* **Exercise goal**:
Read the entries below and pull out each line with the string "ἀξίζει".
____ Dataset rows
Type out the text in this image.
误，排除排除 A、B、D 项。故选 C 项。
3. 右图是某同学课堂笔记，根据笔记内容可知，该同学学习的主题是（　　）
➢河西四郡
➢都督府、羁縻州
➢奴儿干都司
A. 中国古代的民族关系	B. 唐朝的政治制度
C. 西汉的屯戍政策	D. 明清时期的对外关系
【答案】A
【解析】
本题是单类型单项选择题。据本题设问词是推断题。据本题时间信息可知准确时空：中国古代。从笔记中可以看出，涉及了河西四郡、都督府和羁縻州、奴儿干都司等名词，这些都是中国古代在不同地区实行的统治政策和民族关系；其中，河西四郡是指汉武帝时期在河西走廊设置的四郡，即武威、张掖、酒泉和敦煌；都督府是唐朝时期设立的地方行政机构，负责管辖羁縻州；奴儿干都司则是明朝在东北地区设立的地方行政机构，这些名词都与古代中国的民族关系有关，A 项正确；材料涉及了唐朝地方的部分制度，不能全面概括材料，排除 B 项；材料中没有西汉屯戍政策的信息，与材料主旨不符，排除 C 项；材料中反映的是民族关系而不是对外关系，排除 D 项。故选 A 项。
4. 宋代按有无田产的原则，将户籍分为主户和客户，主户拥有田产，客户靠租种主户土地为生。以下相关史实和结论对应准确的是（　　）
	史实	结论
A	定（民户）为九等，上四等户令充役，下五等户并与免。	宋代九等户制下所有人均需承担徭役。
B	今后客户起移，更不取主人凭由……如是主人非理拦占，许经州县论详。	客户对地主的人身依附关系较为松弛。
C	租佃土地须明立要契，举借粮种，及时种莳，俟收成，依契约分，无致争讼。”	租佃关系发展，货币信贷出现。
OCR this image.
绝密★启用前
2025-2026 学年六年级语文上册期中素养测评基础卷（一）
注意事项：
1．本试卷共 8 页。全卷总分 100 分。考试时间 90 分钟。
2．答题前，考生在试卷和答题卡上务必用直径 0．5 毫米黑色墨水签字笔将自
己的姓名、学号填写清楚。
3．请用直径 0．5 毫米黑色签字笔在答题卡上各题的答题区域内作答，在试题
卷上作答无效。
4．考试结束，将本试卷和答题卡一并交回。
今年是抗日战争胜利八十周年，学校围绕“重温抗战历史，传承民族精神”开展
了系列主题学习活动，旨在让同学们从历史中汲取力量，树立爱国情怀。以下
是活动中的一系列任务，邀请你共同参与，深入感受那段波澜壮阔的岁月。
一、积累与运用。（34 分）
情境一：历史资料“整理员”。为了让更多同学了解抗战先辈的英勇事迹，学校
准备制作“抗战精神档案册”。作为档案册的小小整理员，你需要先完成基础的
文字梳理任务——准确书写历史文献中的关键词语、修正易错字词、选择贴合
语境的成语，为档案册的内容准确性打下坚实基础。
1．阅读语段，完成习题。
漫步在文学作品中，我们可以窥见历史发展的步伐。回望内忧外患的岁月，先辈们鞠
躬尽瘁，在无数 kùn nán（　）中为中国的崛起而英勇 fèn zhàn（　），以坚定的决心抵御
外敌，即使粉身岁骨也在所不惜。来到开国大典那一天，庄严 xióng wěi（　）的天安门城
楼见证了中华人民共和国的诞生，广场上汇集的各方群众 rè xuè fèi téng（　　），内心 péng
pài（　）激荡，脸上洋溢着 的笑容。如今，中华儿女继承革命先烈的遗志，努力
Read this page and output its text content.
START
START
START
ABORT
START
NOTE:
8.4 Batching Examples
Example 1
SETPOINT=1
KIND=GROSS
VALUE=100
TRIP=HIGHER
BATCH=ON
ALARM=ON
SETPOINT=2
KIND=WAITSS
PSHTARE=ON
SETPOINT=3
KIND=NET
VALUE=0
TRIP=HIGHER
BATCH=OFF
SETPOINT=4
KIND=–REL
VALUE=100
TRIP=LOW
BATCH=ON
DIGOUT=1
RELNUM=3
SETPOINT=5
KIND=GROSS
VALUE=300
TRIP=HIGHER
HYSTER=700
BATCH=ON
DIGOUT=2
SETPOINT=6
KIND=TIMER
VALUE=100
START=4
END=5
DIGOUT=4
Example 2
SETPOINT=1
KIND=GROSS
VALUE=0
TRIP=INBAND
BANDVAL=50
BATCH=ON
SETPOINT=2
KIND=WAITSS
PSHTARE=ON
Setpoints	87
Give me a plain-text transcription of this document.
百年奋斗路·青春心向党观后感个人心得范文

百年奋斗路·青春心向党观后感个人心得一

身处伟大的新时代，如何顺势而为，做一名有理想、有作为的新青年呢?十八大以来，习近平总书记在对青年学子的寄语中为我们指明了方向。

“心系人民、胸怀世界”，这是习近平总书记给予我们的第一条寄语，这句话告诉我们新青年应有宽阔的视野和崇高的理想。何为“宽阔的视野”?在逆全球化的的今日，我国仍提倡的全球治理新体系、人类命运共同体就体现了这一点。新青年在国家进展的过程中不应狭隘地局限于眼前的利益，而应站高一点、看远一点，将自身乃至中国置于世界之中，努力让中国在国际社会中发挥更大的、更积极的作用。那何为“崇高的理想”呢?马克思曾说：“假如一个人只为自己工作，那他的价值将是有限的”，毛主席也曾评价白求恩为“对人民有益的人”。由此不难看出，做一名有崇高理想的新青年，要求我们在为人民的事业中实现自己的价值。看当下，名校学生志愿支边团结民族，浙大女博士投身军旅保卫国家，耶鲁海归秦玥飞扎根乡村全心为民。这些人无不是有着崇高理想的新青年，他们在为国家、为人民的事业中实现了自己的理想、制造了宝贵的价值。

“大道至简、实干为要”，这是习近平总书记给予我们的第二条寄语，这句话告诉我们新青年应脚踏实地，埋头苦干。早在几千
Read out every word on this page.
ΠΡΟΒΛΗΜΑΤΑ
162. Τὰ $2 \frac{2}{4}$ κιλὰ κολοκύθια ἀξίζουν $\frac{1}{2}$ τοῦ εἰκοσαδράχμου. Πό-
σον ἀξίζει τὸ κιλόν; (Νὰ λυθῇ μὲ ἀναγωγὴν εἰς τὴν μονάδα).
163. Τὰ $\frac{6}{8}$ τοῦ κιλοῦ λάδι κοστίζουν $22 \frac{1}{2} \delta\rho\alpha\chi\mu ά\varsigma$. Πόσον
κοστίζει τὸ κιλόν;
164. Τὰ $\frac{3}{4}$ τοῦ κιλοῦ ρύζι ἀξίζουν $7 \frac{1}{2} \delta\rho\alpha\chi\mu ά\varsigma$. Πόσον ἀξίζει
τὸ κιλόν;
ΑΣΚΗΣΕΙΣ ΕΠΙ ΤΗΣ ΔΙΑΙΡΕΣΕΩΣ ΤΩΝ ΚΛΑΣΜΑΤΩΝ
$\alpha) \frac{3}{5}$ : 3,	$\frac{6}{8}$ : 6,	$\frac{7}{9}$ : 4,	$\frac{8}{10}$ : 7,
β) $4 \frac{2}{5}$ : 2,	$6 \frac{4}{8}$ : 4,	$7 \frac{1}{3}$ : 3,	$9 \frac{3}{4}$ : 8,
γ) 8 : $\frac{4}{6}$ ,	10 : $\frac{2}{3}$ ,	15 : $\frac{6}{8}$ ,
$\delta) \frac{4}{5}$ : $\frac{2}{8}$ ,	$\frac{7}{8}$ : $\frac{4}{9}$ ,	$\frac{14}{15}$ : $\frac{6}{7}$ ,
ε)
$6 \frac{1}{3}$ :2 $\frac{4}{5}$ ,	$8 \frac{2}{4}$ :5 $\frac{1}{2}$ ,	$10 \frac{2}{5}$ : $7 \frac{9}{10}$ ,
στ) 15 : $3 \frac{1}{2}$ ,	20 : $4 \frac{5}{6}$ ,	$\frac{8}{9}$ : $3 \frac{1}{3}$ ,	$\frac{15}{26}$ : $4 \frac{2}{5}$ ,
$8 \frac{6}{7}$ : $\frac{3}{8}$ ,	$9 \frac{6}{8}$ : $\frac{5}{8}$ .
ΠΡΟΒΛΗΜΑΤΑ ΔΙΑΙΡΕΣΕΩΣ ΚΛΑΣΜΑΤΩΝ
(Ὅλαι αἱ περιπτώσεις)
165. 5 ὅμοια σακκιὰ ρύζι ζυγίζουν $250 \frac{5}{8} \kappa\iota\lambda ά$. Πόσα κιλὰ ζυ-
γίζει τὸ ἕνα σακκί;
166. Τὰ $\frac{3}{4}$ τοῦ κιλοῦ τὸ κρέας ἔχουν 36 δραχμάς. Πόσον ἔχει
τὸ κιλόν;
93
________
* **Completed exercise**:
σον ἀξίζει τὸ κιλόν; (Νὰ λυθῇ μὲ ἀναγωγὴν εἰς τὴν μονάδα).
164. Τὰ $\frac{3}{4}$ τοῦ κιλοῦ ρύζι ἀξίζουν $7 \frac{1}{2} \delta\rho\alpha\chi\mu ά\varsigma$. Πόσον ἀξίζει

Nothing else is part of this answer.